● INPUT RECORDS
** start **

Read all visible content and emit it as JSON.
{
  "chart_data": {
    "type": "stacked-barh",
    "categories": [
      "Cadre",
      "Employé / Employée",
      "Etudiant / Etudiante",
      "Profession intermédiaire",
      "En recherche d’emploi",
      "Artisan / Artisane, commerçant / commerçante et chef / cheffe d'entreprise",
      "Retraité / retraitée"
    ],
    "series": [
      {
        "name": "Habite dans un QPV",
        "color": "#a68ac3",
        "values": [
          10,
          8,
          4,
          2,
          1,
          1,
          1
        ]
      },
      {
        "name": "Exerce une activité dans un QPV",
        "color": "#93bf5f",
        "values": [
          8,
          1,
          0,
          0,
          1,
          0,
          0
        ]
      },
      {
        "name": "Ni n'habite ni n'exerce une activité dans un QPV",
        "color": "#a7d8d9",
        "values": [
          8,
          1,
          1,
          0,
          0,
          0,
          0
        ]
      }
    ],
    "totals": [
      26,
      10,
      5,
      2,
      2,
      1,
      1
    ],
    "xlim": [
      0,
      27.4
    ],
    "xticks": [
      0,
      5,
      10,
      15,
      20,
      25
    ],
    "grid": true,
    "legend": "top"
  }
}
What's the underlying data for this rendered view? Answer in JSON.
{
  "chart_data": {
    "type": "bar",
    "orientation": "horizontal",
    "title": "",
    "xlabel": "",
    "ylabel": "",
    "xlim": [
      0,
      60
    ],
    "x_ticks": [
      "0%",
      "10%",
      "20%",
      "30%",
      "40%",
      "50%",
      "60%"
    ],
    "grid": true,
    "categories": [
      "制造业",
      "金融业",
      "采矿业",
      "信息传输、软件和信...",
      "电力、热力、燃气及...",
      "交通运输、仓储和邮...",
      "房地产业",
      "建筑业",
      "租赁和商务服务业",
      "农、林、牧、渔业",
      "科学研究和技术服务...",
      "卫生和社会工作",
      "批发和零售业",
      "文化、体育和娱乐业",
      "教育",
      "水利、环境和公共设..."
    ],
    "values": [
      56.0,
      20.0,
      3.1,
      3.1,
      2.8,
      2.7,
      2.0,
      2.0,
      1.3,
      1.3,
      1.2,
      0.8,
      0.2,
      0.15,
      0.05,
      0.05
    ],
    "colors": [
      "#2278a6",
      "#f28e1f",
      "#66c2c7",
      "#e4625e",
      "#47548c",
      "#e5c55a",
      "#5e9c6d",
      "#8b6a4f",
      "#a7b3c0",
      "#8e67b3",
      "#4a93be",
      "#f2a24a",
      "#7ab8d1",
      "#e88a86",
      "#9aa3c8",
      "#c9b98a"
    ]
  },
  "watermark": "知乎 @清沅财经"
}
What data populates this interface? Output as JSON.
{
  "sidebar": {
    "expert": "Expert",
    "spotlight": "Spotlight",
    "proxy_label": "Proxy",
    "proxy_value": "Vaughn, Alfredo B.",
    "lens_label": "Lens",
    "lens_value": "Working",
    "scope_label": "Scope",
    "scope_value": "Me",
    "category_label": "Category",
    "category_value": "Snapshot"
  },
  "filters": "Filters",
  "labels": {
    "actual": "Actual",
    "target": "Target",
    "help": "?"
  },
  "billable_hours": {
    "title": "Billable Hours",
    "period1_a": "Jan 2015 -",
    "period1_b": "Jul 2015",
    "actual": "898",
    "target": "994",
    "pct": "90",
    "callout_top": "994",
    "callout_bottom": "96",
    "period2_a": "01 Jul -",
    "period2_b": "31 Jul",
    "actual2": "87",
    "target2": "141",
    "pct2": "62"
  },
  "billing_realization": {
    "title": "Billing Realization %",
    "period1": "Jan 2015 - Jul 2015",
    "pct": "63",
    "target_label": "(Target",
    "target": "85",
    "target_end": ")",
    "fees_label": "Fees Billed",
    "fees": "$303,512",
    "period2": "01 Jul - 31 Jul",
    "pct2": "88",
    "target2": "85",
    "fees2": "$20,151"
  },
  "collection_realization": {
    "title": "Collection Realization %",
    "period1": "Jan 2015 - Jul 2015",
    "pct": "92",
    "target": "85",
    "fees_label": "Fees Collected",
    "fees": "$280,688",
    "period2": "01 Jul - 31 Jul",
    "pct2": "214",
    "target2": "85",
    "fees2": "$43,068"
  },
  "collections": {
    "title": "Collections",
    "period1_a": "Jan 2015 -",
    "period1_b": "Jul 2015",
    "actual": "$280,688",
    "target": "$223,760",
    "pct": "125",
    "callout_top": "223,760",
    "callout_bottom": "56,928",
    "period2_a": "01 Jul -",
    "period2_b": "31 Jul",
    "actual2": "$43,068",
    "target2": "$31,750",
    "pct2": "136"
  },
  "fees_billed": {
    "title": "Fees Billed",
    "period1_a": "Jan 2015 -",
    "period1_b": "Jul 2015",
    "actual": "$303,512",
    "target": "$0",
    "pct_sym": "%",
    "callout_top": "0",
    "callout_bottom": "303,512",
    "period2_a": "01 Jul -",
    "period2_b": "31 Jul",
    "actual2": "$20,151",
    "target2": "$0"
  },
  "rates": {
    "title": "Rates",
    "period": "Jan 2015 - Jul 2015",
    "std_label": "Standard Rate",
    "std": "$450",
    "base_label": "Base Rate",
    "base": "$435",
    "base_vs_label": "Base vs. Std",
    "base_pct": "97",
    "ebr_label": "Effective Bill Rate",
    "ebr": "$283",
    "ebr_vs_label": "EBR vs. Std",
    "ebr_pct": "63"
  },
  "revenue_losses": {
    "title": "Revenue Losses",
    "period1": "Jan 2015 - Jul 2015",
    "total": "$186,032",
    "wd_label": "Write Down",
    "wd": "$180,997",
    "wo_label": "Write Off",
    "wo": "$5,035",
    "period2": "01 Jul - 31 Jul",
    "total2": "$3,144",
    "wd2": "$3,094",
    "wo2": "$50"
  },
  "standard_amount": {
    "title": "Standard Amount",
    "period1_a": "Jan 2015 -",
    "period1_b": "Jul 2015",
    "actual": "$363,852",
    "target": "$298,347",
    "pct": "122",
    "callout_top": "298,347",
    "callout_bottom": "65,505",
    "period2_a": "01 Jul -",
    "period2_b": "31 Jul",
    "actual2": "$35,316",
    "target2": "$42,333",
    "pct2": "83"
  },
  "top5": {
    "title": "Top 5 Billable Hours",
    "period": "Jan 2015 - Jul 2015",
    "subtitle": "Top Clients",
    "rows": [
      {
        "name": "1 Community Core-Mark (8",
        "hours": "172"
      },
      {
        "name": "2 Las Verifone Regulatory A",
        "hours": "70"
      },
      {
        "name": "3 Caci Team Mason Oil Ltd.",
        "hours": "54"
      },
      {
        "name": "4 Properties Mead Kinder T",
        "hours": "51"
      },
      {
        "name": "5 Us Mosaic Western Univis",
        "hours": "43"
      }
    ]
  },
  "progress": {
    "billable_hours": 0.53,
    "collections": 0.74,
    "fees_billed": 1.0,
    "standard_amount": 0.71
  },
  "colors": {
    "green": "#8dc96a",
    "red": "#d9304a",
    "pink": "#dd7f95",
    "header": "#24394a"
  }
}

** end **

● JOB
Write out every line from the records above, word for word.

● CORRECT RESPONSE
Read all visible content and emit it as JSON.
{
  "chart_data": {
    "type": "stacked-barh",
    "categories": [
      "Cadre",
      "Employé / Employée",
      "Etudiant / Etudiante",
      "Profession intermédiaire",
      "En recherche d’emploi",
      "Artisan / Artisane, commerçant / commerçante et chef / cheffe d'entreprise",
      "Retraité / retraitée"
    ],
    "series": [
      {
        "name": "Habite dans un QPV",
        "color": "#a68ac3",
        "values": [
          10,
          8,
          4,
          2,
          1,
          1,
          1
        ]
      },
      {
        "name": "Exerce une activité dans un QPV",
        "color": "#93bf5f",
        "values": [
          8,
          1,
          0,
          0,
          1,
          0,
          0
        ]
      },
      {
        "name": "Ni n'habite ni n'exerce une activité dans un QPV",
        "color": "#a7d8d9",
        "values": [
          8,
          1,
          1,
          0,
          0,
          0,
          0
        ]
      }
    ],
    "totals": [
      26,
      10,
      5,
      2,
      2,
      1,
      1
    ],
    "xlim": [
      0,
      27.4
    ],
    "xticks": [
      0,
      5,
      10,
      15,
      20,
      25
    ],
    "grid": true,
    "legend": "top"
  }
}
What's the underlying data for this rendered view? Answer in JSON.
{
  "chart_data": {
    "type": "bar",
    "orientation": "horizontal",
    "title": "",
    "xlabel": "",
    "ylabel": "",
    "xlim": [
      0,
      60
    ],
    "x_ticks": [
      "0%",
      "10%",
      "20%",
      "30%",
      "40%",
      "50%",
      "60%"
    ],
    "grid": true,
    "categories": [
      "制造业",
      "金融业",
      "采矿业",
      "信息传输、软件和信...",
      "电力、热力、燃气及...",
      "交通运输、仓储和邮...",
      "房地产业",
      "建筑业",
      "租赁和商务服务业",
      "农、林、牧、渔业",
      "科学研究和技术服务...",
      "卫生和社会工作",
      "批发和零售业",
      "文化、体育和娱乐业",
      "教育",
      "水利、环境和公共设..."
    ],
    "values": [
      56.0,
      20.0,
      3.1,
      3.1,
      2.8,
      2.7,
      2.0,
      2.0,
      1.3,
      1.3,
      1.2,
      0.8,
      0.2,
      0.15,
      0.05,
      0.05
    ],
    "colors": [
      "#2278a6",
      "#f28e1f",
      "#66c2c7",
      "#e4625e",
      "#47548c",
      "#e5c55a",
      "#5e9c6d",
      "#8b6a4f",
      "#a7b3c0",
      "#8e67b3",
      "#4a93be",
      "#f2a24a",
      "#7ab8d1",
      "#e88a86",
      "#9aa3c8",
      "#c9b98a"
    ]
  },
  "watermark": "知乎 @清沅财经"
}
What data populates this interface? Output as JSON.
{
  "sidebar": {
    "expert": "Expert",
    "spotlight": "Spotlight",
    "proxy_label": "Proxy",
    "proxy_value": "Vaughn, Alfredo B.",
    "lens_label": "Lens",
    "lens_value": "Working",
    "scope_label": "Scope",
    "scope_value": "Me",
    "category_label": "Category",
    "category_value": "Snapshot"
  },
  "filters": "Filters",
  "labels": {
    "actual": "Actual",
    "target": "Target",
    "help": "?"
  },
  "billable_hours": {
    "title": "Billable Hours",
    "period1_a": "Jan 2015 -",
    "period1_b": "Jul 2015",
    "actual": "898",
    "target": "994",
    "pct": "90",
    "callout_top": "994",
    "callout_bottom": "96",
    "period2_a": "01 Jul -",
    "period2_b": "31 Jul",
    "actual2": "87",
    "target2": "141",
    "pct2": "62"
  },
  "billing_realization": {
    "title": "Billing Realization %",
    "period1": "Jan 2015 - Jul 2015",
    "pct": "63",
    "target_label": "(Target",
    "target": "85",
    "target_end": ")",
    "fees_label": "Fees Billed",
    "fees": "$303,512",
    "period2": "01 Jul - 31 Jul",
    "pct2": "88",
    "target2": "85",
    "fees2": "$20,151"
  },
  "collection_realization": {
    "title": "Collection Realization %",
    "period1": "Jan 2015 - Jul 2015",
    "pct": "92",
    "target": "85",
    "fees_label": "Fees Collected",
    "fees": "$280,688",
    "period2": "01 Jul - 31 Jul",
    "pct2": "214",
    "target2": "85",
    "fees2": "$43,068"
  },
  "collections": {
    "title": "Collections",
    "period1_a": "Jan 2015 -",
    "period1_b": "Jul 2015",
    "actual": "$280,688",
    "target": "$223,760",
    "pct": "125",
    "callout_top": "223,760",
    "callout_bottom": "56,928",
    "period2_a": "01 Jul -",
    "period2_b": "31 Jul",
    "actual2": "$43,068",
    "target2": "$31,750",
    "pct2": "136"
  },
  "fees_billed": {
    "title": "Fees Billed",
    "period1_a": "Jan 2015 -",
    "period1_b": "Jul 2015",
    "actual": "$303,512",
    "target": "$0",
    "pct_sym": "%",
    "callout_top": "0",
    "callout_bottom": "303,512",
    "period2_a": "01 Jul -",
    "period2_b": "31 Jul",
    "actual2": "$20,151",
    "target2": "$0"
  },
  "rates": {
    "title": "Rates",
    "period": "Jan 2015 - Jul 2015",
    "std_label": "Standard Rate",
    "std": "$450",
    "base_label": "Base Rate",
    "base": "$435",
    "base_vs_label": "Base vs. Std",
    "base_pct": "97",
    "ebr_label": "Effective Bill Rate",
    "ebr": "$283",
    "ebr_vs_label": "EBR vs. Std",
    "ebr_pct": "63"
  },
  "revenue_losses": {
    "title": "Revenue Losses",
    "period1": "Jan 2015 - Jul 2015",
    "total": "$186,032",
    "wd_label": "Write Down",
    "wd": "$180,997",
    "wo_label": "Write Off",
    "wo": "$5,035",
    "period2": "01 Jul - 31 Jul",
    "total2": "$3,144",
    "wd2": "$3,094",
    "wo2": "$50"
  },
  "standard_amount": {
    "title": "Standard Amount",
    "period1_a": "Jan 2015 -",
    "period1_b": "Jul 2015",
    "actual": "$363,852",
    "target": "$298,347",
    "pct": "122",
    "callout_top": "298,347",
    "callout_bottom": "65,505",
    "period2_a": "01 Jul -",
    "period2_b": "31 Jul",
    "actual2": "$35,316",
    "target2": "$42,333",
    "pct2": "83"
  },
  "top5": {
    "title": "Top 5 Billable Hours",
    "period": "Jan 2015 - Jul 2015",
    "subtitle": "Top Clients",
    "rows": [
      {
        "name": "1 Community Core-Mark (8",
        "hours": "172"
      },
      {
        "name": "2 Las Verifone Regulatory A",
        "hours": "70"
      },
      {
        "name": "3 Caci Team Mason Oil Ltd.",
        "hours": "54"
      },
      {
        "name": "4 Properties Mead Kinder T",
        "hours": "51"
      },
      {
        "name": "5 Us Mosaic Western Univis",
        "hours": "43"
      }
    ]
  },
  "progress": {
    "billable_hours": 0.53,
    "collections": 0.74,
    "fees_billed": 1.0,
    "standard_amount": 0.71
  },
  "colors": {
    "green": "#8dc96a",
    "red": "#d9304a",
    "pink": "#dd7f95",
    "header": "#24394a"
  }
}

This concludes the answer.